Of the lines in the records that follow, how many include the word "limit"? Answer with a bare number.
** start of DATA FOR THE TASK **
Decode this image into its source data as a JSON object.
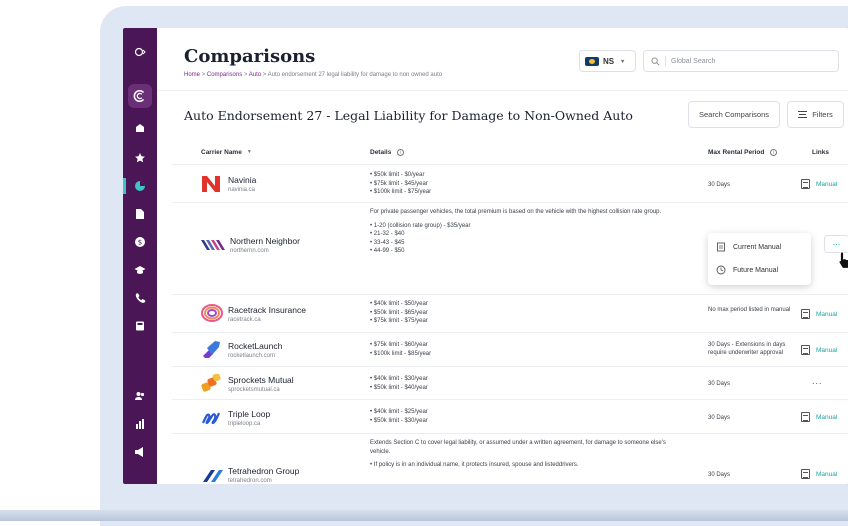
{
  "header": {
    "title": "Comparisons",
    "breadcrumb": [
      "Home",
      "Comparisons",
      "Auto",
      "Auto endorsement 27 legal liability for damage to non owned auto"
    ],
    "breadcrumb_sep": ">",
    "region": "NS",
    "search_placeholder": "Global Search"
  },
  "section": {
    "title": "Auto Endorsement 27 - Legal Liability for Damage to Non-Owned Auto",
    "search_button": "Search Comparisons",
    "filters_button": "Filters"
  },
  "table": {
    "columns": [
      "Carrier Name",
      "Details",
      "Max Rental Period",
      "Links"
    ],
    "rows": [
      {
        "name": "Navinia",
        "domain": "navinia.ca",
        "details_text": "",
        "details": [
          "$50k limit - $0/year",
          "$75k limit - $45/year",
          "$100k limit - $75/year"
        ],
        "rental": "30 Days",
        "link": "Manual"
      },
      {
        "name": "Northern Neighbor",
        "domain": "northernn.com",
        "details_text": "For private passenger vehicles, the total premium is based on the vehicle with the highest collision rate group.",
        "details": [
          "1-20 (collision rate group) - $35/year",
          "21-32 - $40",
          "33-43 - $45",
          "44-99 - $50"
        ],
        "rental": "",
        "link": ""
      },
      {
        "name": "Racetrack Insurance",
        "domain": "racetrack.ca",
        "details_text": "",
        "details": [
          "$40k limit - $50/year",
          "$50k limit - $65/year",
          "$75k limit - $75/year"
        ],
        "rental": "No max period listed in manual",
        "link": "Manual"
      },
      {
        "name": "RocketLaunch",
        "domain": "rocketlaunch.com",
        "details_text": "",
        "details": [
          "$75k limit - $60/year",
          "$100k limit - $85/year"
        ],
        "rental": "30 Days - Extensions in days require underwriter approval",
        "link": "Manual"
      },
      {
        "name": "Sprockets Mutual",
        "domain": "sprocketsmutual.ca",
        "details_text": "",
        "details": [
          "$40k limit - $30/year",
          "$50k limit - $40/year"
        ],
        "rental": "30 Days",
        "link": "..."
      },
      {
        "name": "Triple Loop",
        "domain": "tripleloop.ca",
        "details_text": "",
        "details": [
          "$40k limit - $25/year",
          "$50k limit - $30/year"
        ],
        "rental": "30 Days",
        "link": "Manual"
      },
      {
        "name": "Tetrahedron Group",
        "domain": "tetrahedron.com",
        "details_text": "Extends Section C to cover legal liability, or assumed under a written agreement, for damage to someone else's vehicle.",
        "details": [
          "If policy is in an individual name, it protects insured, spouse and listeddrivers."
        ],
        "rental": "30 Days",
        "link": "Manual"
      }
    ]
  },
  "popup": {
    "items": [
      "Current Manual",
      "Future Manual"
    ],
    "trigger": "..."
  },
  "colors": {
    "sidebar": "#4a1655",
    "accent": "#1fa2a2",
    "breadcrumb_link": "#7a2a8a"
  }
}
** end of DATA FOR THE TASK **
*SOLUTION FOR THIS TASK*: 12